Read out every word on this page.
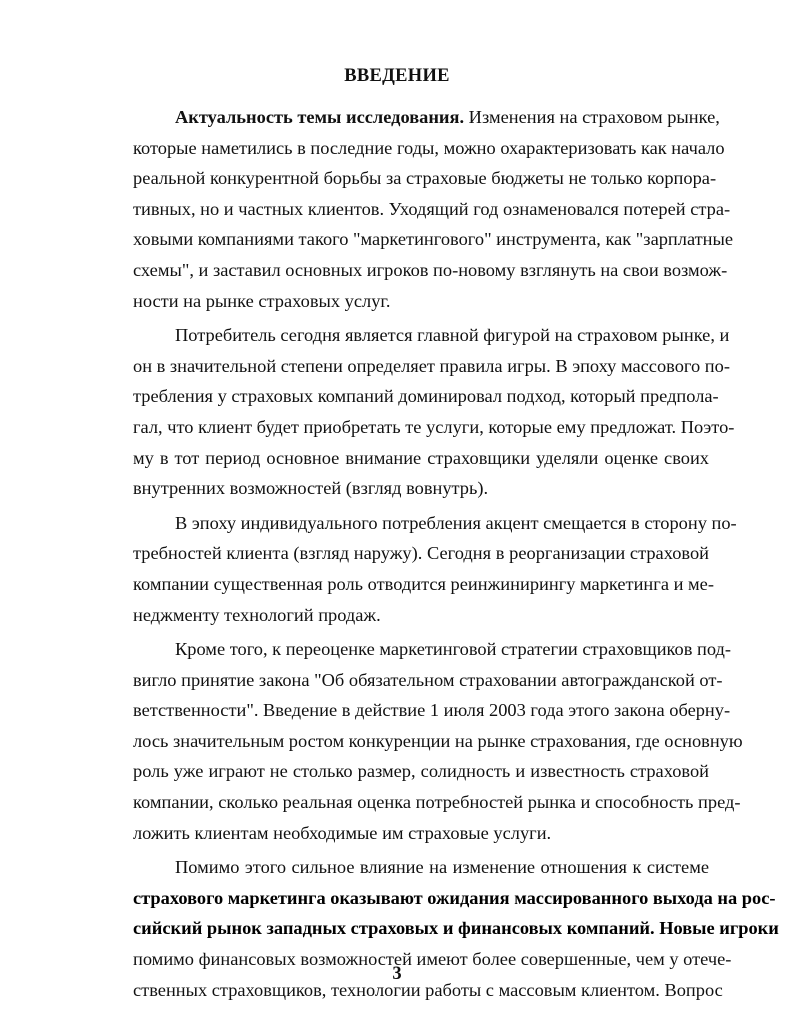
ВВЕДЕНИЕ

Актуальность темы исследования. Изменения на страховом рынке,
которые наметились в последние годы, можно охарактеризовать как начало
реальной конкурентной борьбы за страховые бюджеты не только корпора-
тивных, но и частных клиентов. Уходящий год ознаменовался потерей стра-
ховыми компаниями такого "маркетингового" инструмента, как "зарплатные
схемы", и заставил основных игроков по-новому взглянуть на свои возмож-
ности на рынке страховых услуг.

Потребитель сегодня является главной фигурой на страховом рынке, и
он в значительной степени определяет правила игры. В эпоху массового по-
требления у страховых компаний доминировал подход, который предпола-
гал, что клиент будет приобретать те услуги, которые ему предложат. Поэто-
му в тот период основное внимание страховщики уделяли оценке своих
внутренних возможностей (взгляд вовнутрь).

В эпоху индивидуального потребления акцент смещается в сторону по-
требностей клиента (взгляд наружу). Сегодня в реорганизации страховой
компании существенная роль отводится реинжинирингу маркетинга и ме-
неджменту технологий продаж.

Кроме того, к переоценке маркетинговой стратегии страховщиков под-
вигло принятие закона "Об обязательном страховании автогражданской от-
ветственности". Введение в действие 1 июля 2003 года этого закона оберну-
лось значительным ростом конкуренции на рынке страхования, где основную
роль уже играют не столько размер, солидность и известность страховой
компании, сколько реальная оценка потребностей рынка и способность пред-
ложить клиентам необходимые им страховые услуги.

Помимо этого сильное влияние на изменение отношения к системе
страхового маркетинга оказывают ожидания массированного выхода на рос-
сийский рынок западных страховых и финансовых компаний. Новые игроки
помимо финансовых возможностей имеют более совершенные, чем у отече-
ственных страховщиков, технологии работы с массовым клиентом. Вопрос

3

WRITTEN INSTRUCTION: From start to finish, output the listing exactly, but omit its pictures.

COMPLETED EXERCISE:
Read out every word on this page.
ВВЕДЕНИЕ

Актуальность темы исследования. Изменения на страховом рынке,
которые наметились в последние годы, можно охарактеризовать как начало
реальной конкурентной борьбы за страховые бюджеты не только корпора-
тивных, но и частных клиентов. Уходящий год ознаменовался потерей стра-
ховыми компаниями такого "маркетингового" инструмента, как "зарплатные
схемы", и заставил основных игроков по-новому взглянуть на свои возмож-
ности на рынке страховых услуг.

Потребитель сегодня является главной фигурой на страховом рынке, и
он в значительной степени определяет правила игры. В эпоху массового по-
требления у страховых компаний доминировал подход, который предпола-
гал, что клиент будет приобретать те услуги, которые ему предложат. Поэто-
му в тот период основное внимание страховщики уделяли оценке своих
внутренних возможностей (взгляд вовнутрь).

В эпоху индивидуального потребления акцент смещается в сторону по-
требностей клиента (взгляд наружу). Сегодня в реорганизации страховой
компании существенная роль отводится реинжинирингу маркетинга и ме-
неджменту технологий продаж.

Кроме того, к переоценке маркетинговой стратегии страховщиков под-
вигло принятие закона "Об обязательном страховании автогражданской от-
ветственности". Введение в действие 1 июля 2003 года этого закона оберну-
лось значительным ростом конкуренции на рынке страхования, где основную
роль уже играют не столько размер, солидность и известность страховой
компании, сколько реальная оценка потребностей рынка и способность пред-
ложить клиентам необходимые им страховые услуги.

Помимо этого сильное влияние на изменение отношения к системе
страхового маркетинга оказывают ожидания массированного выхода на рос-
сийский рынок западных страховых и финансовых компаний. Новые игроки
помимо финансовых возможностей имеют более совершенные, чем у отече-
ственных страховщиков, технологии работы с массовым клиентом. Вопрос

3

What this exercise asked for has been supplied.